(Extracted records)

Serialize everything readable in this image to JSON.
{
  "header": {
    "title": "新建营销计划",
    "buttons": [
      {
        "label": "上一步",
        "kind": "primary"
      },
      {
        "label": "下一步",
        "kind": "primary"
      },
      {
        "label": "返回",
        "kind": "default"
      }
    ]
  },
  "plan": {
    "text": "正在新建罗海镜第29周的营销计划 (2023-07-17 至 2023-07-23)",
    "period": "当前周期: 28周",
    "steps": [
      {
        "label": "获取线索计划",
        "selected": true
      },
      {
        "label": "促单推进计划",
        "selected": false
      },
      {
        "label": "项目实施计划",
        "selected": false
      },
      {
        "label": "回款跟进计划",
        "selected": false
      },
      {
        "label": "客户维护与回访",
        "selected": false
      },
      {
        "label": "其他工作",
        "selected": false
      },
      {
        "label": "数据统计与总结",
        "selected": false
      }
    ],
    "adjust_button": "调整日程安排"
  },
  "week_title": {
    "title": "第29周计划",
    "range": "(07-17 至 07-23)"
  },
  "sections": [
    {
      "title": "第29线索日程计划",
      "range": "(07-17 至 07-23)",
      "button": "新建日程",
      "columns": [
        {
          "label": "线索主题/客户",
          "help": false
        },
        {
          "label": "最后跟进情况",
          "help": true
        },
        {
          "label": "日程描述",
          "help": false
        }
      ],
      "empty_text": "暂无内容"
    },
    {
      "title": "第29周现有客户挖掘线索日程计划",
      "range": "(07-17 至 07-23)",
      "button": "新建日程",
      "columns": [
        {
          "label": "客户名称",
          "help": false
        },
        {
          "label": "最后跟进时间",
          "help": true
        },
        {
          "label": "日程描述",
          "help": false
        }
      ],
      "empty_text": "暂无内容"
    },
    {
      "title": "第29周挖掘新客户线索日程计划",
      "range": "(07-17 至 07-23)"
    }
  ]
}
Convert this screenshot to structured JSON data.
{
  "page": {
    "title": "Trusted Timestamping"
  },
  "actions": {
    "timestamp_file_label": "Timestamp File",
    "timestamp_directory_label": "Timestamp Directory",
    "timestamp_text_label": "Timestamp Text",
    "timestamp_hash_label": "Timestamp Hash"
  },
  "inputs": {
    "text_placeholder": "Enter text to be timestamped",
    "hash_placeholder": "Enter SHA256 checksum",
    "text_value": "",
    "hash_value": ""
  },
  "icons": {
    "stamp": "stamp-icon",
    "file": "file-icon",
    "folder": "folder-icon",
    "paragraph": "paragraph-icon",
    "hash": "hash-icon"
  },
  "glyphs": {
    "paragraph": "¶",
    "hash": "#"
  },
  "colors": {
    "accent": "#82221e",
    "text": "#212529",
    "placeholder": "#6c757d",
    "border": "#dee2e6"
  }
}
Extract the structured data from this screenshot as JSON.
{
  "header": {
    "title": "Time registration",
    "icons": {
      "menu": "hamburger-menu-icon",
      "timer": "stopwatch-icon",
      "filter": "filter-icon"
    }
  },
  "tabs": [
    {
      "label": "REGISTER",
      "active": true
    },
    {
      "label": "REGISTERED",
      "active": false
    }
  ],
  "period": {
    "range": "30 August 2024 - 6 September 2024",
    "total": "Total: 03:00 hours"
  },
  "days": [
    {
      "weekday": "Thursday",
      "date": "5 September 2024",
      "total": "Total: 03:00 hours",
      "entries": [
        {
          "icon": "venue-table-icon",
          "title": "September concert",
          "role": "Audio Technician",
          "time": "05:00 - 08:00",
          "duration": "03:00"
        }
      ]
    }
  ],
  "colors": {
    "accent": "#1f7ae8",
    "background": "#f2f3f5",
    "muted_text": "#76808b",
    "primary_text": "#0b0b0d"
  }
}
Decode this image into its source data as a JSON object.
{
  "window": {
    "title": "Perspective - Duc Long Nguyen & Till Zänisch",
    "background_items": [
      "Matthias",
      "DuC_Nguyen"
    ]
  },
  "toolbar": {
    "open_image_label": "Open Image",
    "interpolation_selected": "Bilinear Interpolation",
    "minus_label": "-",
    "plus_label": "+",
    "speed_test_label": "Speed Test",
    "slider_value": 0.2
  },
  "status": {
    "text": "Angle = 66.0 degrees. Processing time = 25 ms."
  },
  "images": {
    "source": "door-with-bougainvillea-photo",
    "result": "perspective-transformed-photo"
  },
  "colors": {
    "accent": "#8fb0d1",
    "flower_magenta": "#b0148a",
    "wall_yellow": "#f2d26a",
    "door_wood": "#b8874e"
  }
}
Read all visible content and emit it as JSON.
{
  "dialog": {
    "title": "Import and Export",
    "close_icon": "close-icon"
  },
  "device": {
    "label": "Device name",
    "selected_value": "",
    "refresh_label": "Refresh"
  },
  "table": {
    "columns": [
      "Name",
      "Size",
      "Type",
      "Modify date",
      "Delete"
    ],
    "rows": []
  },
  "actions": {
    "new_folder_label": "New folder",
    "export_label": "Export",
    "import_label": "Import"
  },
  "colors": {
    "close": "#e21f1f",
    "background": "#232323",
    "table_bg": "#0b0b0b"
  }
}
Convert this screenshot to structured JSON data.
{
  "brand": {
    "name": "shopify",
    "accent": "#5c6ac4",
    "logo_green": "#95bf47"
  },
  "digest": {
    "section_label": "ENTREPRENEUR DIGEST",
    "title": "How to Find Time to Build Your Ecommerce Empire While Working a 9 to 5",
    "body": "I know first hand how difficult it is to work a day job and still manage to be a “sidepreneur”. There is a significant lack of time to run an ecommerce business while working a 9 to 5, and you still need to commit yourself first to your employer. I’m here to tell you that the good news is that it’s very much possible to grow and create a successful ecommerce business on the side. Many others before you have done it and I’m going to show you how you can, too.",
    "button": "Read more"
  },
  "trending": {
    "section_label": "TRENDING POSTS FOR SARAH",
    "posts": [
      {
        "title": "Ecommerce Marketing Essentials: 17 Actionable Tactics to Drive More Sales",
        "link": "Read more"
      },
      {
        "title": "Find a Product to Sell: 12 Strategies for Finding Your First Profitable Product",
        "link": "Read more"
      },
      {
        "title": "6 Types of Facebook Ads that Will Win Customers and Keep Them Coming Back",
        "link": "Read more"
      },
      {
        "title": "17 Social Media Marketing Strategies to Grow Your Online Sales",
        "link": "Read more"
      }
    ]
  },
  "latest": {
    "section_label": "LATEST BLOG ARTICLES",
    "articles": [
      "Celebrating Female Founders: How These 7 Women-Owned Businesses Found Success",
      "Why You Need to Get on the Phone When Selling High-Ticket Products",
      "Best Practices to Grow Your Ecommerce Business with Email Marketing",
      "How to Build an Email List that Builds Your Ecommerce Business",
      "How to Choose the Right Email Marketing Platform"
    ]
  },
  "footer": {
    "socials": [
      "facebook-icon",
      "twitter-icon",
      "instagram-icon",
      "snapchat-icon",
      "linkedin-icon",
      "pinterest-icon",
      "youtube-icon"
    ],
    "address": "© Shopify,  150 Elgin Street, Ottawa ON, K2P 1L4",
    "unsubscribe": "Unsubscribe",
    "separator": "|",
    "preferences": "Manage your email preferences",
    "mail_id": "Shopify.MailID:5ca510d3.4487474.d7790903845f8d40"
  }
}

GIVEN REQUEST: Pull out each line containing the word "with" and copy it.

WORKED SOLUTION:
    "source": "door-with-bougainvillea-photo",
      "Best Practices to Grow Your Ecommerce Business with Email Marketing",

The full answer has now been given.